DATA FOR THIS TASK ::
++++++++++++++++++++
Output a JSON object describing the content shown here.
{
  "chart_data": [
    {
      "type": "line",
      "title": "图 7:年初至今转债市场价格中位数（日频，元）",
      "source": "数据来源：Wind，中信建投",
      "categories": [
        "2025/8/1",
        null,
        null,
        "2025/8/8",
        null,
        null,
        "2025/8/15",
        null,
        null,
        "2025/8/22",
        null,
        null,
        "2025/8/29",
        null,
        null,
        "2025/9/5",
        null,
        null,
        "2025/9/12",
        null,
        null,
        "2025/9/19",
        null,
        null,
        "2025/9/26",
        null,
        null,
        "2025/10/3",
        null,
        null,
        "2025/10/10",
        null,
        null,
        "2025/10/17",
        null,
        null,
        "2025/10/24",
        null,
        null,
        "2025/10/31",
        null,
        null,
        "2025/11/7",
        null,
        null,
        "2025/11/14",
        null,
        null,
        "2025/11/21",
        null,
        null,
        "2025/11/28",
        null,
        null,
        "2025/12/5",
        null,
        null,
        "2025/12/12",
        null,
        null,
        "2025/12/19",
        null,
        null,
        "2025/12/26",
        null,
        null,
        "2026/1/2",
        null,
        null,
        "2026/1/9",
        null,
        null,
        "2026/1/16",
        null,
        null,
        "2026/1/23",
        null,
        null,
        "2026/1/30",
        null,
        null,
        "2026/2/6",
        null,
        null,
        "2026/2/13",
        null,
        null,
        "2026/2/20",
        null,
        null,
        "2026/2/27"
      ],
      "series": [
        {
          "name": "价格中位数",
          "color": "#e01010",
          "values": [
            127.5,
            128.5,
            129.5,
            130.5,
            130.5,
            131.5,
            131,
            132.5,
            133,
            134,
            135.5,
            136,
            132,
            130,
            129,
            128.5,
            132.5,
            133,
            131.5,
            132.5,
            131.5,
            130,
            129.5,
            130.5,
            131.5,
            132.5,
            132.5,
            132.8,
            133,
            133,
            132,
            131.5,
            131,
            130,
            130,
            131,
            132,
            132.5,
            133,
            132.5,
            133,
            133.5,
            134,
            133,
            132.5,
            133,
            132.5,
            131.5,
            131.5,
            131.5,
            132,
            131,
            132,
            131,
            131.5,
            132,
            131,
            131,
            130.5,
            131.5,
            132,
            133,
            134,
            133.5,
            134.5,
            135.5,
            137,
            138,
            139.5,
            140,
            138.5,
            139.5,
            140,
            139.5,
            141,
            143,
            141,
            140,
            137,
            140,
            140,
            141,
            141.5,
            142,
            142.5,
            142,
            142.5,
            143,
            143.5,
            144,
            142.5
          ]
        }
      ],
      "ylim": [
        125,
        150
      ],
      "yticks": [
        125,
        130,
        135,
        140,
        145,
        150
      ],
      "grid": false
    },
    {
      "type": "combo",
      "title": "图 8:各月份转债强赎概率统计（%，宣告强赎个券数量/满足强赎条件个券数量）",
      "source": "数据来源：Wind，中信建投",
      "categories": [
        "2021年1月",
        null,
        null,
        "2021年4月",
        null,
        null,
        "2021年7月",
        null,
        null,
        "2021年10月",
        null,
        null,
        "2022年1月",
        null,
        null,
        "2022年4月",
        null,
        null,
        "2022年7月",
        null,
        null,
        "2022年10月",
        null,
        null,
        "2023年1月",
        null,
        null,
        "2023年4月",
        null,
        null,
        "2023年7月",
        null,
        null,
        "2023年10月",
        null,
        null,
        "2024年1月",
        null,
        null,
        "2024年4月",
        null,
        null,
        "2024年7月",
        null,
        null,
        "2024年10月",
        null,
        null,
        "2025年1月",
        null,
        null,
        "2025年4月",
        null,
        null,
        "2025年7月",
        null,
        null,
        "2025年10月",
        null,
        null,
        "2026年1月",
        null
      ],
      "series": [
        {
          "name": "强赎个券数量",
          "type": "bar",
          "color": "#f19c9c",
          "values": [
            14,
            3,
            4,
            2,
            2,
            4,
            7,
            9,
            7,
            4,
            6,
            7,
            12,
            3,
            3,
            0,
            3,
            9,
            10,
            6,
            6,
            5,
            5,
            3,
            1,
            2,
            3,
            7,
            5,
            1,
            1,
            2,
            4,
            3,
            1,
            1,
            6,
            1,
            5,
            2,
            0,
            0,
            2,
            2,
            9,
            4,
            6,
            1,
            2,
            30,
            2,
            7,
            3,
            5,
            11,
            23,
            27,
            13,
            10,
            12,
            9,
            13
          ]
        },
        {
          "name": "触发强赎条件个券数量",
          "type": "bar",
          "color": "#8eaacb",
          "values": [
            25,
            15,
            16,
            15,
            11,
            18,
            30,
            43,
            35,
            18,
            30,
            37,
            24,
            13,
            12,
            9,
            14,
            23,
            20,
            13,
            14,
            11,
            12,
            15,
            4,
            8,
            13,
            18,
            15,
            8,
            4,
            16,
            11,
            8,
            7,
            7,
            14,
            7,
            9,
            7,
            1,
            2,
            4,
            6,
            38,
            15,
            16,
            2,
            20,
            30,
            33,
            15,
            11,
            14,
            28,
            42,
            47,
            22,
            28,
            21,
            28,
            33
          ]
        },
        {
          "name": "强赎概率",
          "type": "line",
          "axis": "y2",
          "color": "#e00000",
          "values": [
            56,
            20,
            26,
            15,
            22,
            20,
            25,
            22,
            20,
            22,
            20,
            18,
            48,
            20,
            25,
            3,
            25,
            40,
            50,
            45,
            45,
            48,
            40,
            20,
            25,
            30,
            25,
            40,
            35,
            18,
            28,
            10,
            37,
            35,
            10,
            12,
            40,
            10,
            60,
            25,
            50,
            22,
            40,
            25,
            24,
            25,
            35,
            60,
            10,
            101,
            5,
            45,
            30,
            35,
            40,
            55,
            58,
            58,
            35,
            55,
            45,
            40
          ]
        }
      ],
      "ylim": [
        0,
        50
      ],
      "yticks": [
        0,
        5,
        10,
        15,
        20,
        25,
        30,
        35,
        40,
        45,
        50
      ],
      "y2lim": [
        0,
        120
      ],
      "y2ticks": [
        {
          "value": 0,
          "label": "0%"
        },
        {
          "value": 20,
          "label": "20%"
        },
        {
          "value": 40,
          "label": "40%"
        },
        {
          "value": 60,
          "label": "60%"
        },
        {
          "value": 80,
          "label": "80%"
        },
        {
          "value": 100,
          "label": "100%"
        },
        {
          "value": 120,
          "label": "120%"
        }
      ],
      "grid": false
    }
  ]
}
++++++++++++++++++++
EXERCISE GOAL :: Copy out each line of the data where the string "type" appears.

THE RESULT ::
      "type": "line",
      "type": "combo",
          "type": "bar",
          "type": "bar",
          "type": "line",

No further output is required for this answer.